[Extracted records]
-- BEGIN --

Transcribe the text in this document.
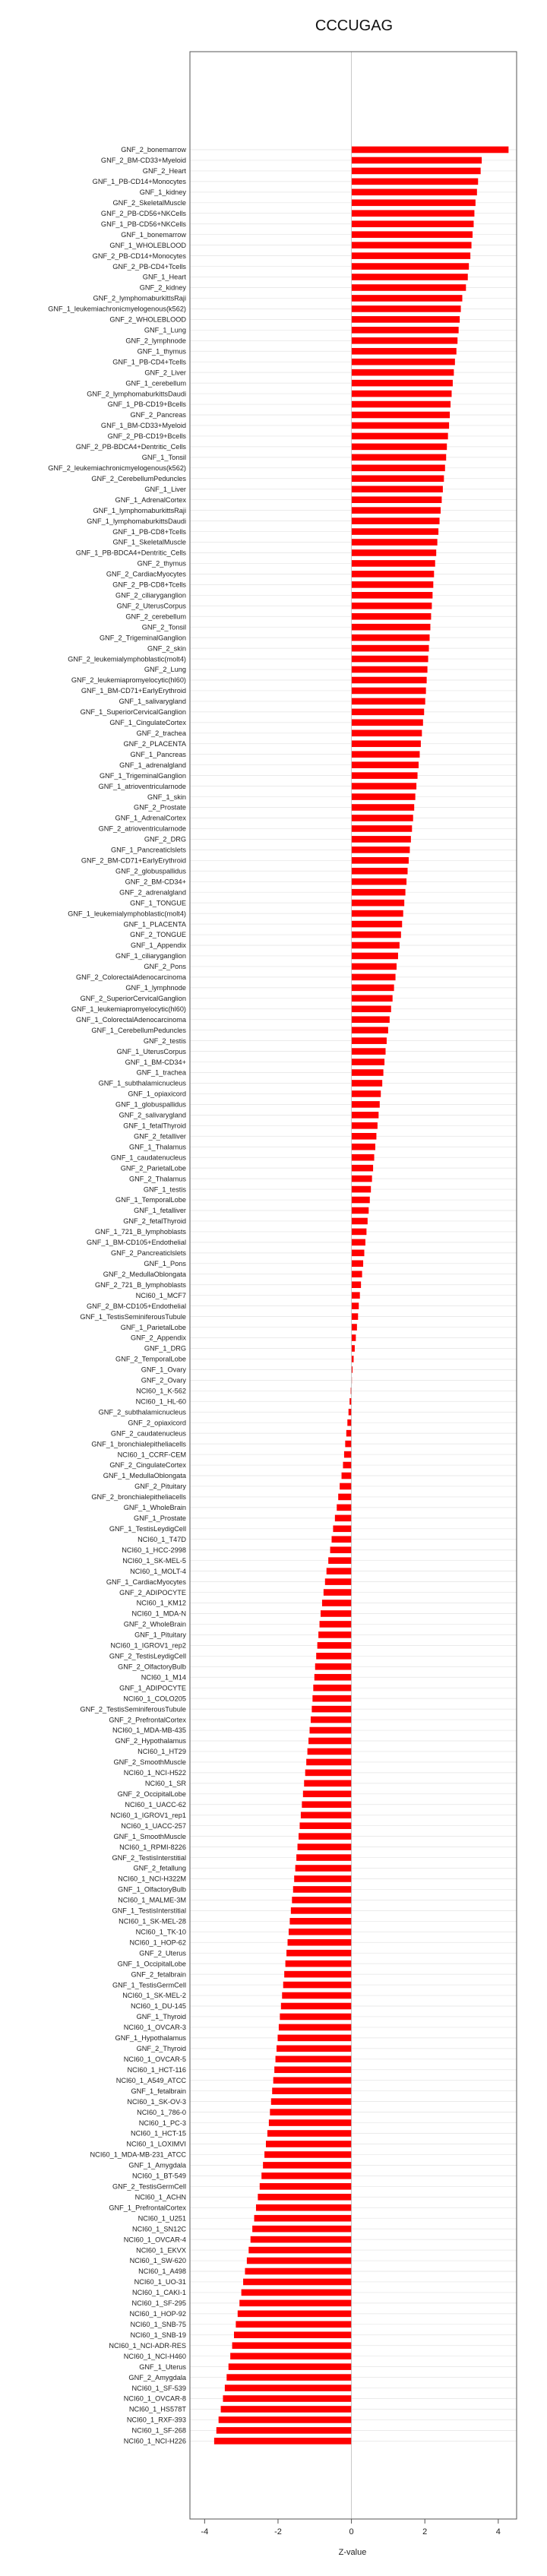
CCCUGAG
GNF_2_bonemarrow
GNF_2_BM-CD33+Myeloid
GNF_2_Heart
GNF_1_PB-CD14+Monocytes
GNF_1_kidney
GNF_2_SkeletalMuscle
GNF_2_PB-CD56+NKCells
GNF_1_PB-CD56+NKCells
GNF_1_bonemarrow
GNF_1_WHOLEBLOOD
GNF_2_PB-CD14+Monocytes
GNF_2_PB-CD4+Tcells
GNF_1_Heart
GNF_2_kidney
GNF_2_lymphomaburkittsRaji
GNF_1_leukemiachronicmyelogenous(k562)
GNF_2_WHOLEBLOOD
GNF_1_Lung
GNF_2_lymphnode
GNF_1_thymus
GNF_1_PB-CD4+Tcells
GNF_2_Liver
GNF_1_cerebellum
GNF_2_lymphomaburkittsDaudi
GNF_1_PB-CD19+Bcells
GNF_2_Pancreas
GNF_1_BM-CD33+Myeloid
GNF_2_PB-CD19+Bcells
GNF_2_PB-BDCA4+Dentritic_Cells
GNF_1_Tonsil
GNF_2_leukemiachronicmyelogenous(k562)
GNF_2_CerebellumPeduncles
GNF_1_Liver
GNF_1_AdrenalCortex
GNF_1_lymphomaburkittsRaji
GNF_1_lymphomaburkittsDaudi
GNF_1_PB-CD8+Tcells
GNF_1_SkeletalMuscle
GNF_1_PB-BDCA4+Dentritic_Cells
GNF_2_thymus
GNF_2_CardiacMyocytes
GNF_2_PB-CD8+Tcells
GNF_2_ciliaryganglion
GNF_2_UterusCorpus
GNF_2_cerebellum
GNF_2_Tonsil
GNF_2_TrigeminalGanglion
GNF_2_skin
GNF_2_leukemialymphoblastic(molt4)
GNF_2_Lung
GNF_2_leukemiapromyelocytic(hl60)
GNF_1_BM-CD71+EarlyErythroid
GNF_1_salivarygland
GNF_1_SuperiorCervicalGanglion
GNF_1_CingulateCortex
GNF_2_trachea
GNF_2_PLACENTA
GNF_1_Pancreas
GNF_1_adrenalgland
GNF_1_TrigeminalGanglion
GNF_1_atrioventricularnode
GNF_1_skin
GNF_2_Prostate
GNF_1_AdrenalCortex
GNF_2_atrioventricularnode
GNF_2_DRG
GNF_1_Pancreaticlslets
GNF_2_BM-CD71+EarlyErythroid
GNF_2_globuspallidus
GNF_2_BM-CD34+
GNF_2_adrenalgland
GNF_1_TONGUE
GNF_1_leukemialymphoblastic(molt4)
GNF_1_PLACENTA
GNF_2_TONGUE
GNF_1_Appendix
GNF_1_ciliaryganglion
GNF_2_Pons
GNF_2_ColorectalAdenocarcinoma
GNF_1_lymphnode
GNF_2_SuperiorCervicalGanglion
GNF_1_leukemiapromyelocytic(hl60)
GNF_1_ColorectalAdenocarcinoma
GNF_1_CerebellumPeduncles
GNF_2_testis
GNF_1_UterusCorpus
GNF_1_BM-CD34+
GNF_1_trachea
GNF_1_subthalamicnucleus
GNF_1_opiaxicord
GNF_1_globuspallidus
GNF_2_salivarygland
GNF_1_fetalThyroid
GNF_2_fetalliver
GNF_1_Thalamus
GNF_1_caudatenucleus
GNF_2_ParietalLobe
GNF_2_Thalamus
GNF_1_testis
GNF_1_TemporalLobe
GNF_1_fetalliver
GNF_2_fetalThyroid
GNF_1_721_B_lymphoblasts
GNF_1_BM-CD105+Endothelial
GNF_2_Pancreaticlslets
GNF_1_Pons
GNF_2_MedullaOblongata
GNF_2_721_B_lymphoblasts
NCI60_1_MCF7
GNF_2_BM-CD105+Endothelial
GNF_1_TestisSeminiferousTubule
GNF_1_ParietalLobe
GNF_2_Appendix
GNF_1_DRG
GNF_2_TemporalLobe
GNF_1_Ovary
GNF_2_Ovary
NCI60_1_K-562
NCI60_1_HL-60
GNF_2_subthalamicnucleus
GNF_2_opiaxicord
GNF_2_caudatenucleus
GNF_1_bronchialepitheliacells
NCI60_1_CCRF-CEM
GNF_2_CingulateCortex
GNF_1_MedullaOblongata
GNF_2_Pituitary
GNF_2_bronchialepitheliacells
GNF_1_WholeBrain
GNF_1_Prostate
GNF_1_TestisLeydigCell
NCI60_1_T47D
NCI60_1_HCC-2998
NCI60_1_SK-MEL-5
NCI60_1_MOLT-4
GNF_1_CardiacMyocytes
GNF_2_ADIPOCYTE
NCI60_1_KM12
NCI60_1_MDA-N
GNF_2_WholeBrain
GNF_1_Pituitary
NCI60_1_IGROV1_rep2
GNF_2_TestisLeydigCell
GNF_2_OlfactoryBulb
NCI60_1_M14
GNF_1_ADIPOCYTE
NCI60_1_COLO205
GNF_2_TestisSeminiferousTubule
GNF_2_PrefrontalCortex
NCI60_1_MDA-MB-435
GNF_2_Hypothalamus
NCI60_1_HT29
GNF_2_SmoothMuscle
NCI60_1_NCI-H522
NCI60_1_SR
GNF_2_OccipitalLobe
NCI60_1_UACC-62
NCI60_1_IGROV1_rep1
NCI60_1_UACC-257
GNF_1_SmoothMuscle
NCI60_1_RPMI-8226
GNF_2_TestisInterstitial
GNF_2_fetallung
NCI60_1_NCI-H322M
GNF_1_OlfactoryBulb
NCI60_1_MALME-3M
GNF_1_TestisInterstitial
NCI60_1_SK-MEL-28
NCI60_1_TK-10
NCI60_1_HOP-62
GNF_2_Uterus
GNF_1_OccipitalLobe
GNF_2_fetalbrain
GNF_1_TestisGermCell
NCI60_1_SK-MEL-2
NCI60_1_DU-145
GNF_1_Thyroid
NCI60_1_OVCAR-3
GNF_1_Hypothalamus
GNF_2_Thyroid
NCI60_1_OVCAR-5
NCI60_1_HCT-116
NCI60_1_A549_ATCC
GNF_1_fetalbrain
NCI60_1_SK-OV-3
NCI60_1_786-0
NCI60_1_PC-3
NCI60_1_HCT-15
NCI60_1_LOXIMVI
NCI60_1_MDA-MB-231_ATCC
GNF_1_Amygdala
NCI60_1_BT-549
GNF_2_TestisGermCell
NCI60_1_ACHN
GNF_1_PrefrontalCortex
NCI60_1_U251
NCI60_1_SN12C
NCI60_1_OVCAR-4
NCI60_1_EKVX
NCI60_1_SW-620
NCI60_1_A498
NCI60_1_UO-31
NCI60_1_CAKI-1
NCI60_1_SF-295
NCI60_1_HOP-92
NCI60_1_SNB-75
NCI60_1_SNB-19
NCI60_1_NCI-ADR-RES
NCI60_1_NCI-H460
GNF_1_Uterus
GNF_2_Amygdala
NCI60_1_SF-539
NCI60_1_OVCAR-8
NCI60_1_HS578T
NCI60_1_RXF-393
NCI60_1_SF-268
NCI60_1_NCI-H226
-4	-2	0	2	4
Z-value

-- END --
-- BEGIN --

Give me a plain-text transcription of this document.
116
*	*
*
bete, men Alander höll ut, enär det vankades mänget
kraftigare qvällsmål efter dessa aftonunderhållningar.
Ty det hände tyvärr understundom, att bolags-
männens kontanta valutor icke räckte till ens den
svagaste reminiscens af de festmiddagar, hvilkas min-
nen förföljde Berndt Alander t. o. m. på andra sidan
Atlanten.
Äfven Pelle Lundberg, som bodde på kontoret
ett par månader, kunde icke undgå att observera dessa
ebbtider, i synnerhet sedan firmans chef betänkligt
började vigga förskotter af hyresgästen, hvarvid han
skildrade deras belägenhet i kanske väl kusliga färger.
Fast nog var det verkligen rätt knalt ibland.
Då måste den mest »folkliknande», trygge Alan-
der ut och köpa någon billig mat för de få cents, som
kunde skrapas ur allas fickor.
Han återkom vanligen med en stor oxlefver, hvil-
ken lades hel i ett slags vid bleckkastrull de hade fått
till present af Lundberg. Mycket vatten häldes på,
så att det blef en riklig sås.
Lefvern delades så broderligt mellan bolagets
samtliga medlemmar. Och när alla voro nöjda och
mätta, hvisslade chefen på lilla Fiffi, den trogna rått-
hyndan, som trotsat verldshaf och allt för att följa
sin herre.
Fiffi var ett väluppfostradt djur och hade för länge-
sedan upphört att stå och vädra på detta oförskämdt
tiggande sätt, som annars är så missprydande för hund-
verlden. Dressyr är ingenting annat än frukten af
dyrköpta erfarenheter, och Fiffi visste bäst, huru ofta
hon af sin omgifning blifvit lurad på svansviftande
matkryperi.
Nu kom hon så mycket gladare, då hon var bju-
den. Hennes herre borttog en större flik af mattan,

-- END --

● REQUIREMENT: Tally how many lines of the data include the word "Alander". Write the number and nothing else.

● TASK OUTPUT: 2